* _Problem description_:
Each line below that contains the word "warpus" must be copied.
-- Extracted records follows --
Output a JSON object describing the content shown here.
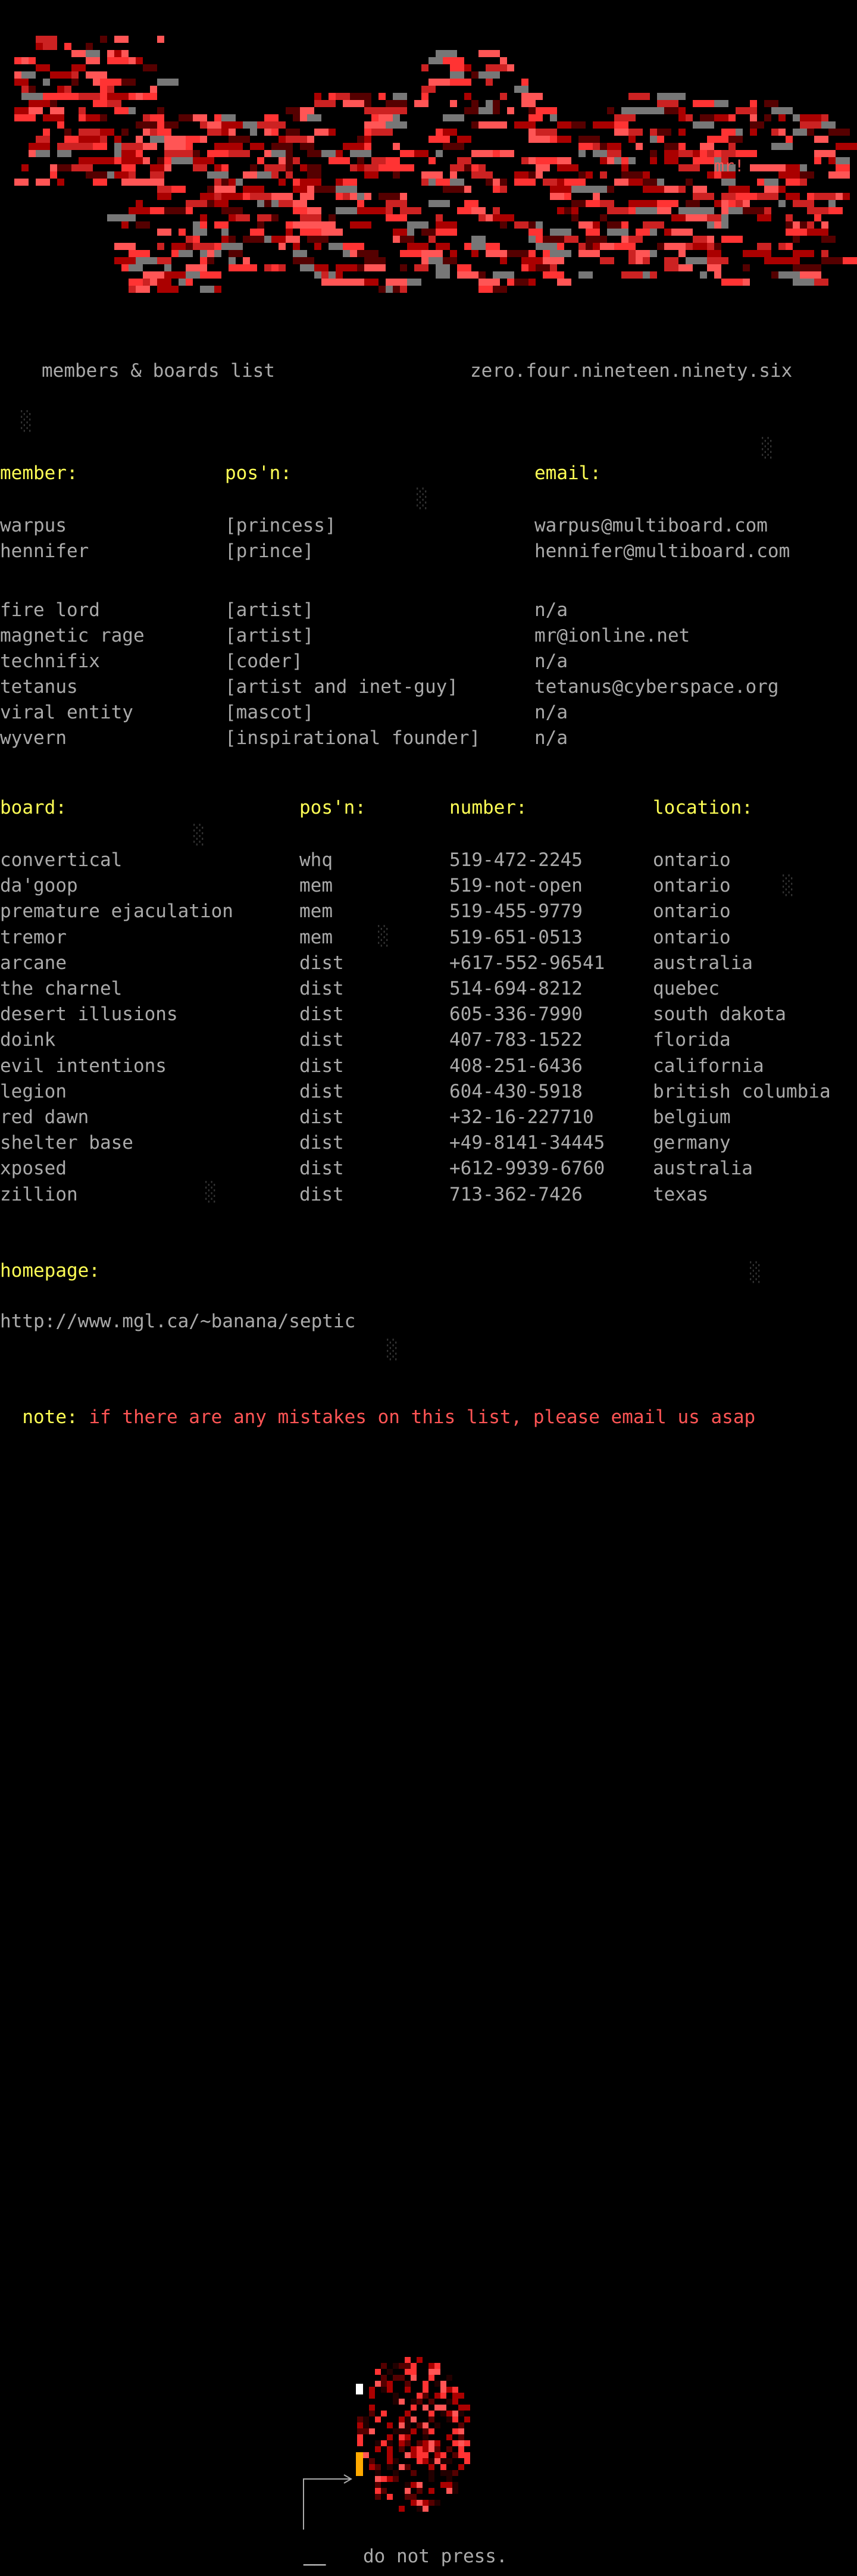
{
  "header": {
    "logo_tag": "mr!",
    "subtitle_left": "members & boards list",
    "subtitle_right": "zero.four.nineteen.ninety.six"
  },
  "members": {
    "headers": {
      "member": "member:",
      "pos": "pos'n:",
      "email": "email:"
    },
    "rows": [
      {
        "member": "warpus",
        "pos": "[princess]",
        "email": "warpus@multiboard.com"
      },
      {
        "member": "hennifer",
        "pos": "[prince]",
        "email": "hennifer@multiboard.com"
      },
      {
        "member": "fire lord",
        "pos": "[artist]",
        "email": "n/a"
      },
      {
        "member": "magnetic rage",
        "pos": "[artist]",
        "email": "mr@ionline.net"
      },
      {
        "member": "technifix",
        "pos": "[coder]",
        "email": "n/a"
      },
      {
        "member": "tetanus",
        "pos": "[artist and inet-guy]",
        "email": "tetanus@cyberspace.org"
      },
      {
        "member": "viral entity",
        "pos": "[mascot]",
        "email": "n/a"
      },
      {
        "member": "wyvern",
        "pos": "[inspirational founder]",
        "email": "n/a"
      }
    ]
  },
  "boards": {
    "headers": {
      "board": "board:",
      "pos": "pos'n:",
      "number": "number:",
      "location": "location:"
    },
    "rows": [
      {
        "board": "convertical",
        "pos": "whq",
        "number": "519-472-2245",
        "location": "ontario"
      },
      {
        "board": "da'goop",
        "pos": "mem",
        "number": "519-not-open",
        "location": "ontario"
      },
      {
        "board": "premature ejaculation",
        "pos": "mem",
        "number": "519-455-9779",
        "location": "ontario"
      },
      {
        "board": "tremor",
        "pos": "mem",
        "number": "519-651-0513",
        "location": "ontario"
      },
      {
        "board": "arcane",
        "pos": "dist",
        "number": "+617-552-96541",
        "location": "australia"
      },
      {
        "board": "the charnel",
        "pos": "dist",
        "number": "514-694-8212",
        "location": "quebec"
      },
      {
        "board": "desert illusions",
        "pos": "dist",
        "number": "605-336-7990",
        "location": "south dakota"
      },
      {
        "board": "doink",
        "pos": "dist",
        "number": "407-783-1522",
        "location": "florida"
      },
      {
        "board": "evil intentions",
        "pos": "dist",
        "number": "408-251-6436",
        "location": "california"
      },
      {
        "board": "legion",
        "pos": "dist",
        "number": "604-430-5918",
        "location": "british columbia"
      },
      {
        "board": "red dawn",
        "pos": "dist",
        "number": "+32-16-227710",
        "location": "belgium"
      },
      {
        "board": "shelter base",
        "pos": "dist",
        "number": "+49-8141-34445",
        "location": "germany"
      },
      {
        "board": "xposed",
        "pos": "dist",
        "number": "+612-9939-6760",
        "location": "australia"
      },
      {
        "board": "zillion",
        "pos": "dist",
        "number": "713-362-7426",
        "location": "texas"
      }
    ]
  },
  "homepage": {
    "label": "homepage:",
    "url": "http://www.mgl.ca/~banana/septic"
  },
  "note": {
    "label": "note:",
    "text": "if there are any mistakes on this list, please email us asap"
  },
  "footer": {
    "caption": "do not press."
  },
  "colors": {
    "heading": "#ffff55",
    "text": "#aaaaaa",
    "accent": "#ff5555",
    "dark_red": "#aa0000"
  }
}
-- Extracted records concluded --
* _Reply_:
        "member": "warpus",
        "email": "warpus@multiboard.com"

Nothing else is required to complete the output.